## Begin
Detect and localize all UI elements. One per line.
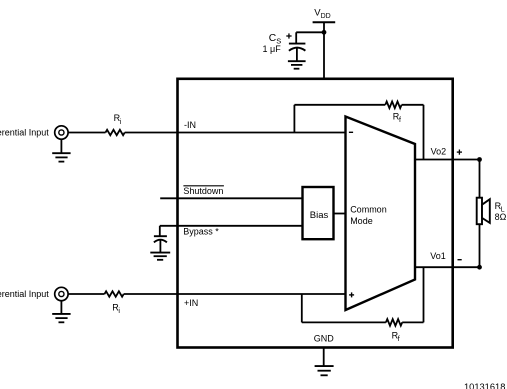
svg-text:-IN: -IN	[184, 120, 196, 130]
power VDD bar	[313, 21, 336, 23]
svg-text:DD: DD	[321, 13, 331, 20]
capacitor bypass lead top	[159, 226, 161, 236]
label minus speaker	[458, 259, 462, 261]
svg-text:8Ω: 8Ω	[495, 212, 507, 222]
speaker RL driver	[477, 198, 482, 225]
node junction dot VDD	[322, 30, 327, 35]
label Shutdown with overline	[183, 186, 224, 196]
capacitor bypass lead bottom	[159, 240, 161, 253]
wire bottom feedback horizontal left	[302, 321, 386, 323]
label Rf (top)	[393, 112, 401, 125]
op-amp common mode trapezoid	[346, 117, 416, 311]
ground below bypass capacitor	[150, 253, 170, 260]
wire top feedback horizontal left	[294, 104, 385, 106]
block Bias	[303, 187, 334, 239]
label plus input	[349, 292, 354, 297]
IC outline box	[178, 79, 453, 348]
wire Ri to -IN to amplifier	[125, 132, 346, 134]
capacitor CS lead top	[295, 32, 297, 43]
svg-text:Vo2: Vo2	[431, 147, 447, 157]
connector top input jack	[55, 126, 68, 139]
svg-text:Differential Input: Differential Input	[0, 127, 49, 137]
capacitor bypass plate curved	[154, 240, 167, 243]
wire bottom feedback horizontal right	[402, 321, 423, 323]
wire feedback tap vertical (top)	[293, 105, 295, 133]
capacitor CS plate curved	[289, 48, 306, 51]
wire Ri to +IN to amplifier	[124, 293, 346, 295]
capacitor CS lead bottom	[296, 48, 298, 61]
ground below top connector	[52, 139, 70, 162]
wire shutdown stub	[160, 197, 302, 199]
svg-text:f: f	[399, 117, 401, 124]
wire Vo2 output	[415, 159, 480, 161]
node junction dot Vo1	[477, 265, 482, 270]
label Ri (top)	[114, 113, 122, 126]
wire Vo1 output	[415, 266, 480, 268]
capacitor bypass plate top	[154, 235, 167, 237]
svg-text:Bias: Bias	[310, 210, 329, 221]
wire speaker vertical	[479, 160, 481, 268]
wire top feedback vertical right down to Vo2	[423, 105, 425, 160]
label plus speaker	[457, 150, 462, 155]
ground below bottom connector	[52, 300, 70, 322]
resistor Rf (top)	[385, 102, 401, 109]
label CS	[269, 33, 281, 46]
label Common Mode	[350, 204, 387, 226]
svg-text:+IN: +IN	[184, 298, 198, 308]
svg-text:GND: GND	[314, 334, 335, 344]
capacitor CS plate positive	[289, 43, 306, 45]
wire top feedback horizontal right	[402, 104, 424, 106]
connector bottom input jack	[55, 287, 68, 300]
svg-text:Mode: Mode	[350, 216, 373, 226]
ground GND below box	[315, 348, 334, 376]
resistor Ri (top)	[106, 130, 125, 135]
wire feedback tap vertical (bottom)	[301, 294, 303, 322]
label Rf (bottom)	[392, 330, 400, 343]
svg-text:Common: Common	[350, 204, 387, 214]
svg-text:Vo1: Vo1	[430, 251, 446, 261]
svg-text:1 μF: 1 μF	[263, 44, 282, 54]
capacitor CS polarity plus	[286, 33, 291, 38]
wire bias to amplifier	[334, 213, 347, 215]
ground below CS	[288, 61, 306, 68]
wire VDD vertical to box	[323, 22, 325, 80]
power VDD label	[314, 8, 331, 21]
wire bottom feedback vertical right up to Vo1	[423, 267, 425, 322]
resistor Rf (bottom)	[386, 319, 402, 326]
svg-text:10131618: 10131618	[464, 382, 505, 389]
wire bottom connector to Ri	[68, 293, 105, 295]
node junction dot Vo2	[477, 157, 482, 162]
label Ri (bottom)	[112, 303, 120, 316]
svg-text:Bypass *: Bypass *	[183, 226, 219, 236]
resistor Ri (bottom)	[105, 291, 124, 296]
wire top connector to Ri	[68, 132, 106, 134]
speaker RL horn	[482, 199, 490, 223]
svg-text:Shutdown: Shutdown	[183, 186, 223, 196]
wire VDD node to capacitor CS	[296, 31, 324, 33]
wire bypass stub	[160, 225, 303, 227]
label RL	[495, 201, 505, 214]
svg-text:Differential Input: Differential Input	[0, 289, 49, 299]
label minus input	[349, 131, 353, 133]
svg-text:f: f	[398, 336, 400, 343]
## End
> [Work to do] Reproduce every line of the records above verbatim, omitting the pictures.

> [Response below]
Detect and localize all UI elements. One per line.
svg-text:-IN: -IN	[184, 120, 196, 130]
power VDD bar	[313, 21, 336, 23]
svg-text:DD: DD	[321, 13, 331, 20]
capacitor bypass lead top	[159, 226, 161, 236]
label minus speaker	[458, 259, 462, 261]
svg-text:8Ω: 8Ω	[495, 212, 507, 222]
speaker RL driver	[477, 198, 482, 225]
node junction dot VDD	[322, 30, 327, 35]
label Shutdown with overline	[183, 186, 224, 196]
capacitor bypass lead bottom	[159, 240, 161, 253]
wire bottom feedback horizontal left	[302, 321, 386, 323]
label Rf (top)	[393, 112, 401, 125]
op-amp common mode trapezoid	[346, 117, 416, 311]
ground below bypass capacitor	[150, 253, 170, 260]
wire top feedback horizontal left	[294, 104, 385, 106]
block Bias	[303, 187, 334, 239]
label plus input	[349, 292, 354, 297]
IC outline box	[178, 79, 453, 348]
wire Ri to -IN to amplifier	[125, 132, 346, 134]
capacitor CS lead top	[295, 32, 297, 43]
svg-text:Vo2: Vo2	[431, 147, 447, 157]
connector top input jack	[55, 126, 68, 139]
svg-text:Differential Input: Differential Input	[0, 127, 49, 137]
capacitor bypass plate curved	[154, 240, 167, 243]
wire bottom feedback horizontal right	[402, 321, 423, 323]
wire feedback tap vertical (top)	[293, 105, 295, 133]
capacitor CS plate curved	[289, 48, 306, 51]
wire Ri to +IN to amplifier	[124, 293, 346, 295]
capacitor CS lead bottom	[296, 48, 298, 61]
ground below top connector	[52, 139, 70, 162]
wire shutdown stub	[160, 197, 302, 199]
svg-text:f: f	[399, 117, 401, 124]
wire Vo2 output	[415, 159, 480, 161]
node junction dot Vo1	[477, 265, 482, 270]
label Ri (top)	[114, 113, 122, 126]
wire Vo1 output	[415, 266, 480, 268]
capacitor bypass plate top	[154, 235, 167, 237]
svg-text:Bias: Bias	[310, 210, 329, 221]
wire speaker vertical	[479, 160, 481, 268]
wire top feedback vertical right down to Vo2	[423, 105, 425, 160]
label plus speaker	[457, 150, 462, 155]
ground below bottom connector	[52, 300, 70, 322]
resistor Rf (top)	[385, 102, 401, 109]
label CS	[269, 33, 281, 46]
label Common Mode	[350, 204, 387, 226]
svg-text:+IN: +IN	[184, 298, 198, 308]
svg-text:GND: GND	[314, 334, 335, 344]
capacitor CS plate positive	[289, 43, 306, 45]
wire top feedback horizontal right	[402, 104, 424, 106]
connector bottom input jack	[55, 287, 68, 300]
svg-text:Mode: Mode	[350, 216, 373, 226]
ground GND below box	[315, 348, 334, 376]
resistor Ri (top)	[106, 130, 125, 135]
wire feedback tap vertical (bottom)	[301, 294, 303, 322]
label Rf (bottom)	[392, 330, 400, 343]
svg-text:Common: Common	[350, 204, 387, 214]
svg-text:Vo1: Vo1	[430, 251, 446, 261]
svg-text:1 μF: 1 μF	[263, 44, 282, 54]
capacitor CS polarity plus	[286, 33, 291, 38]
wire bias to amplifier	[334, 213, 347, 215]
ground below CS	[288, 61, 306, 68]
wire VDD vertical to box	[323, 22, 325, 80]
power VDD label	[314, 8, 331, 21]
wire bottom feedback vertical right up to Vo1	[423, 267, 425, 322]
resistor Rf (bottom)	[386, 319, 402, 326]
svg-text:10131618: 10131618	[464, 382, 505, 389]
wire bottom connector to Ri	[68, 293, 105, 295]
node junction dot Vo2	[477, 157, 482, 162]
label Ri (bottom)	[112, 303, 120, 316]
svg-text:Bypass *: Bypass *	[183, 226, 219, 236]
resistor Ri (bottom)	[105, 291, 124, 296]
wire top connector to Ri	[68, 132, 106, 134]
speaker RL horn	[482, 199, 490, 223]
svg-text:Shutdown: Shutdown	[183, 186, 223, 196]
wire VDD node to capacitor CS	[296, 31, 324, 33]
wire bypass stub	[160, 225, 303, 227]
label RL	[495, 201, 505, 214]
svg-text:Differential Input: Differential Input	[0, 289, 49, 299]
label minus input	[349, 131, 353, 133]
svg-text:f: f	[398, 336, 400, 343]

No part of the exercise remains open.